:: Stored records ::
====

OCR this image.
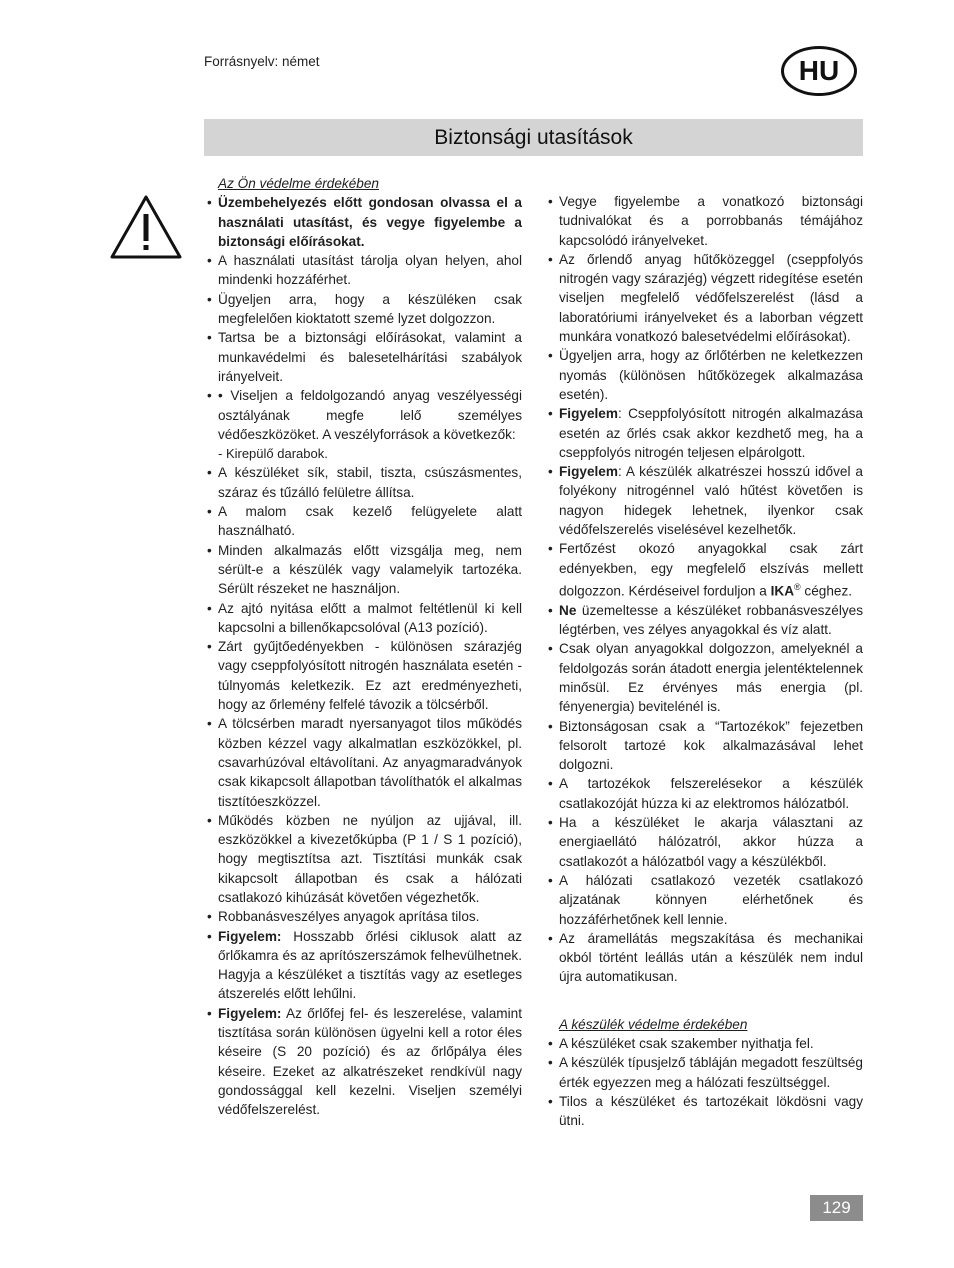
Forrásnyelv: német	HU
Biztonsági utasítások
Az Ön védelme érdekében
• Üzembehelyezés előtt gondosan olvassa el a használati utasítást, és vegye figyelembe a biztonsági előírásokat.
• A használati utasítást tárolja olyan helyen, ahol mindenki hozzáférhet.
• Ügyeljen arra, hogy a készüléken csak megfelelően kioktatott szemé lyzet dolgozzon.
• Tartsa be a biztonsági előírásokat, valamint a munkavédelmi és balesetelhárítási szabályok irányelveit.
• • Viseljen a feldolgozandó anyag veszélyességi osztályának megfe lelő személyes védőeszközöket. A veszélyforrások a következők:
- Kirepülő darabok.
• A készüléket sík, stabil, tiszta, csúszásmentes, száraz és tűzálló felületre állítsa.
• A malom csak kezelő felügyelete alatt használható.
• Minden alkalmazás előtt vizsgálja meg, nem sérült-e a készülék vagy valamelyik tartozéka. Sérült részeket ne használjon.
• Az ajtó nyitása előtt a malmot feltétlenül ki kell kapcsolni a billenőkapcsolóval (A13 pozíció).
• Zárt gyűjtőedényekben - különösen szárazjég vagy cseppfolyósított nitrogén használata esetén - túlnyomás keletkezik. Ez azt eredményezheti, hogy az őrlemény felfelé távozik a tölcsérből.
• A tölcsérben maradt nyersanyagot tilos működés közben kézzel vagy alkalmatlan eszközökkel, pl. csavarhúzóval eltávolítani. Az anyagmaradványok csak kikapcsolt állapotban távolíthatók el alkalmas tisztítóeszközzel.
• Működés közben ne nyúljon az ujjával, ill. eszközökkel a kivezetőkúpba (P 1 / S 1 pozíció), hogy megtisztítsa azt. Tisztítási munkák csak kikapcsolt állapotban és csak a hálózati csatlakozó kihúzását követően végezhetők.
• Robbanásveszélyes anyagok aprítása tilos.
• Figyelem: Hosszabb őrlési ciklusok alatt az őrlőkamra és az aprítószerszámok felhevülhetnek. Hagyja a készüléket a tisztítás vagy az esetleges átszerelés előtt lehűlni.
• Figyelem: Az őrlőfej fel- és leszerelése, valamint tisztítása során különösen ügyelni kell a rotor éles késeire (S 20 pozíció) és az őrlőpálya éles késeire. Ezeket az alkatrészeket rendkívül nagy gondossággal kell kezelni. Viseljen személyi védőfelszerelést.
• Vegye figyelembe a vonatkozó biztonsági tudnivalókat és a porrobbanás témájához kapcsolódó irányelveket.
• Az őrlendő anyag hűtőközeggel (cseppfolyós nitrogén vagy szárazjég) végzett ridegítése esetén viseljen megfelelő védőfelszerelést (lásd a laboratóriumi irányelveket és a laborban végzett munkára vonatkozó balesetvédelmi előírásokat).
• Ügyeljen arra, hogy az őrlőtérben ne keletkezzen nyomás (különösen hűtőközegek alkalmazása esetén).
• Figyelem: Cseppfolyósított nitrogén alkalmazása esetén az őrlés csak akkor kezdhető meg, ha a cseppfolyós nitrogén teljesen elpárolgott.
• Figyelem: A készülék alkatrészei hosszú idővel a folyékony nitrogénnel való hűtést követően is nagyon hidegek lehetnek, ilyenkor csak védőfelszerelés viselésével kezelhetők.
• Fertőzést okozó anyagokkal csak zárt edényekben, egy megfelelő elszívás mellett dolgozzon. Kérdéseivel forduljon a IKA® céghez.
• Ne üzemeltesse a készüléket robbanásveszélyes légtérben, ves zélyes anyagokkal és víz alatt.
• Csak olyan anyagokkal dolgozzon, amelyeknél a feldolgozás során átadott energia jelentéktelennek minősül. Ez érvényes más energia (pl. fényenergia) bevitelénél is.
• Biztonságosan csak a “Tartozékok” fejezetben felsorolt tartozé kok alkalmazásával lehet dolgozni.
• A tartozékok felszerelésekor a készülék csatlakozóját húzza ki az elektromos hálózatból.
• Ha a készüléket le akarja választani az energiaellátó hálózatról, akkor húzza a csatlakozót a hálózatból vagy a készülékből.
• A hálózati csatlakozó vezeték csatlakozó aljzatának könnyen elérhetőnek és hozzáférhetőnek kell lennie.
• Az áramellátás megszakítása és mechanikai okból történt leállás után a készülék nem indul újra automatikusan.
A készülék védelme érdekében
• A készüléket csak szakember nyithatja fel.
• A készülék típusjelző tábláján megadott feszültség érték egyezzen meg a hálózati feszültséggel.
• Tilos a készüléket és tartozékait lökdösni vagy ütni.
129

====

:: Problem statement ::
Your copy should match the records word for word, with the pictures removed.

:: Written response ::
OCR this image.
Forrásnyelv: német	HU
Biztonsági utasítások
Az Ön védelme érdekében
• Üzembehelyezés előtt gondosan olvassa el a használati utasítást, és vegye figyelembe a biztonsági előírásokat.
• A használati utasítást tárolja olyan helyen, ahol mindenki hozzáférhet.
• Ügyeljen arra, hogy a készüléken csak megfelelően kioktatott szemé lyzet dolgozzon.
• Tartsa be a biztonsági előírásokat, valamint a munkavédelmi és balesetelhárítási szabályok irányelveit.
• • Viseljen a feldolgozandó anyag veszélyességi osztályának megfe lelő személyes védőeszközöket. A veszélyforrások a következők:
- Kirepülő darabok.
• A készüléket sík, stabil, tiszta, csúszásmentes, száraz és tűzálló felületre állítsa.
• A malom csak kezelő felügyelete alatt használható.
• Minden alkalmazás előtt vizsgálja meg, nem sérült-e a készülék vagy valamelyik tartozéka. Sérült részeket ne használjon.
• Az ajtó nyitása előtt a malmot feltétlenül ki kell kapcsolni a billenőkapcsolóval (A13 pozíció).
• Zárt gyűjtőedényekben - különösen szárazjég vagy cseppfolyósított nitrogén használata esetén - túlnyomás keletkezik. Ez azt eredményezheti, hogy az őrlemény felfelé távozik a tölcsérből.
• A tölcsérben maradt nyersanyagot tilos működés közben kézzel vagy alkalmatlan eszközökkel, pl. csavarhúzóval eltávolítani. Az anyagmaradványok csak kikapcsolt állapotban távolíthatók el alkalmas tisztítóeszközzel.
• Működés közben ne nyúljon az ujjával, ill. eszközökkel a kivezetőkúpba (P 1 / S 1 pozíció), hogy megtisztítsa azt. Tisztítási munkák csak kikapcsolt állapotban és csak a hálózati csatlakozó kihúzását követően végezhetők.
• Robbanásveszélyes anyagok aprítása tilos.
• Figyelem: Hosszabb őrlési ciklusok alatt az őrlőkamra és az aprítószerszámok felhevülhetnek. Hagyja a készüléket a tisztítás vagy az esetleges átszerelés előtt lehűlni.
• Figyelem: Az őrlőfej fel- és leszerelése, valamint tisztítása során különösen ügyelni kell a rotor éles késeire (S 20 pozíció) és az őrlőpálya éles késeire. Ezeket az alkatrészeket rendkívül nagy gondossággal kell kezelni. Viseljen személyi védőfelszerelést.
• Vegye figyelembe a vonatkozó biztonsági tudnivalókat és a porrobbanás témájához kapcsolódó irányelveket.
• Az őrlendő anyag hűtőközeggel (cseppfolyós nitrogén vagy szárazjég) végzett ridegítése esetén viseljen megfelelő védőfelszerelést (lásd a laboratóriumi irányelveket és a laborban végzett munkára vonatkozó balesetvédelmi előírásokat).
• Ügyeljen arra, hogy az őrlőtérben ne keletkezzen nyomás (különösen hűtőközegek alkalmazása esetén).
• Figyelem: Cseppfolyósított nitrogén alkalmazása esetén az őrlés csak akkor kezdhető meg, ha a cseppfolyós nitrogén teljesen elpárolgott.
• Figyelem: A készülék alkatrészei hosszú idővel a folyékony nitrogénnel való hűtést követően is nagyon hidegek lehetnek, ilyenkor csak védőfelszerelés viselésével kezelhetők.
• Fertőzést okozó anyagokkal csak zárt edényekben, egy megfelelő elszívás mellett dolgozzon. Kérdéseivel forduljon a IKA® céghez.
• Ne üzemeltesse a készüléket robbanásveszélyes légtérben, ves zélyes anyagokkal és víz alatt.
• Csak olyan anyagokkal dolgozzon, amelyeknél a feldolgozás során átadott energia jelentéktelennek minősül. Ez érvényes más energia (pl. fényenergia) bevitelénél is.
• Biztonságosan csak a “Tartozékok” fejezetben felsorolt tartozé kok alkalmazásával lehet dolgozni.
• A tartozékok felszerelésekor a készülék csatlakozóját húzza ki az elektromos hálózatból.
• Ha a készüléket le akarja választani az energiaellátó hálózatról, akkor húzza a csatlakozót a hálózatból vagy a készülékből.
• A hálózati csatlakozó vezeték csatlakozó aljzatának könnyen elérhetőnek és hozzáférhetőnek kell lennie.
• Az áramellátás megszakítása és mechanikai okból történt leállás után a készülék nem indul újra automatikusan.
A készülék védelme érdekében
• A készüléket csak szakember nyithatja fel.
• A készülék típusjelző tábláján megadott feszültség érték egyezzen meg a hálózati feszültséggel.
• Tilos a készüléket és tartozékait lökdösni vagy ütni.
129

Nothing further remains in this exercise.